PROBLEM REQUIREMENTS >> Output the lines that follow exactly as they are.
## BEGIN WORKING DATA
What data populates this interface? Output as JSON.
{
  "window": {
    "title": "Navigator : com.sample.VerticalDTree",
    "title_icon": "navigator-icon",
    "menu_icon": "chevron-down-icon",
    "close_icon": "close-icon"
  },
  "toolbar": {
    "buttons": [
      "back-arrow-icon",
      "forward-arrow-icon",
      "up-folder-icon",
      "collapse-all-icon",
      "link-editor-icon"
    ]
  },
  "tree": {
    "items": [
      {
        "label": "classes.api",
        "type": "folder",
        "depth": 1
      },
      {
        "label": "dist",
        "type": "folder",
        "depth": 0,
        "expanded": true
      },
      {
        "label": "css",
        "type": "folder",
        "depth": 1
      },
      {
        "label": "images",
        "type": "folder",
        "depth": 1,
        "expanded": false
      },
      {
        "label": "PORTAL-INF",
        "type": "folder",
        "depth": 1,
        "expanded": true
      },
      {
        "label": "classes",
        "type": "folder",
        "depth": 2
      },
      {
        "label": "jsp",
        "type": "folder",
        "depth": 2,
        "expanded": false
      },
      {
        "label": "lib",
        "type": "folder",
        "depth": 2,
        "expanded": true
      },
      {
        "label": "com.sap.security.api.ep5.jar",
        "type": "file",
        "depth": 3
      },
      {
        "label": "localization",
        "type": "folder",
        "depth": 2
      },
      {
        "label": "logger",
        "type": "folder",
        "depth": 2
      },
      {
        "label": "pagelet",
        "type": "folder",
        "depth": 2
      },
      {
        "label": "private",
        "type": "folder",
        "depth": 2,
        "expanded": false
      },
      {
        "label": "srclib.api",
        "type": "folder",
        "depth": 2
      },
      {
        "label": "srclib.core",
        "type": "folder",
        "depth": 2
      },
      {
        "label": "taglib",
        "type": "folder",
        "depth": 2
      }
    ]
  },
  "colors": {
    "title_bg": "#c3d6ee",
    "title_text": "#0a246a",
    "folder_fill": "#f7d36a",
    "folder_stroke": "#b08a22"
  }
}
## END WORKING DATA
FULL OUTPUT >>
What data populates this interface? Output as JSON.
{
  "window": {
    "title": "Navigator : com.sample.VerticalDTree",
    "title_icon": "navigator-icon",
    "menu_icon": "chevron-down-icon",
    "close_icon": "close-icon"
  },
  "toolbar": {
    "buttons": [
      "back-arrow-icon",
      "forward-arrow-icon",
      "up-folder-icon",
      "collapse-all-icon",
      "link-editor-icon"
    ]
  },
  "tree": {
    "items": [
      {
        "label": "classes.api",
        "type": "folder",
        "depth": 1
      },
      {
        "label": "dist",
        "type": "folder",
        "depth": 0,
        "expanded": true
      },
      {
        "label": "css",
        "type": "folder",
        "depth": 1
      },
      {
        "label": "images",
        "type": "folder",
        "depth": 1,
        "expanded": false
      },
      {
        "label": "PORTAL-INF",
        "type": "folder",
        "depth": 1,
        "expanded": true
      },
      {
        "label": "classes",
        "type": "folder",
        "depth": 2
      },
      {
        "label": "jsp",
        "type": "folder",
        "depth": 2,
        "expanded": false
      },
      {
        "label": "lib",
        "type": "folder",
        "depth": 2,
        "expanded": true
      },
      {
        "label": "com.sap.security.api.ep5.jar",
        "type": "file",
        "depth": 3
      },
      {
        "label": "localization",
        "type": "folder",
        "depth": 2
      },
      {
        "label": "logger",
        "type": "folder",
        "depth": 2
      },
      {
        "label": "pagelet",
        "type": "folder",
        "depth": 2
      },
      {
        "label": "private",
        "type": "folder",
        "depth": 2,
        "expanded": false
      },
      {
        "label": "srclib.api",
        "type": "folder",
        "depth": 2
      },
      {
        "label": "srclib.core",
        "type": "folder",
        "depth": 2
      },
      {
        "label": "taglib",
        "type": "folder",
        "depth": 2
      }
    ]
  },
  "colors": {
    "title_bg": "#c3d6ee",
    "title_text": "#0a246a",
    "folder_fill": "#f7d36a",
    "folder_stroke": "#b08a22"
  }
}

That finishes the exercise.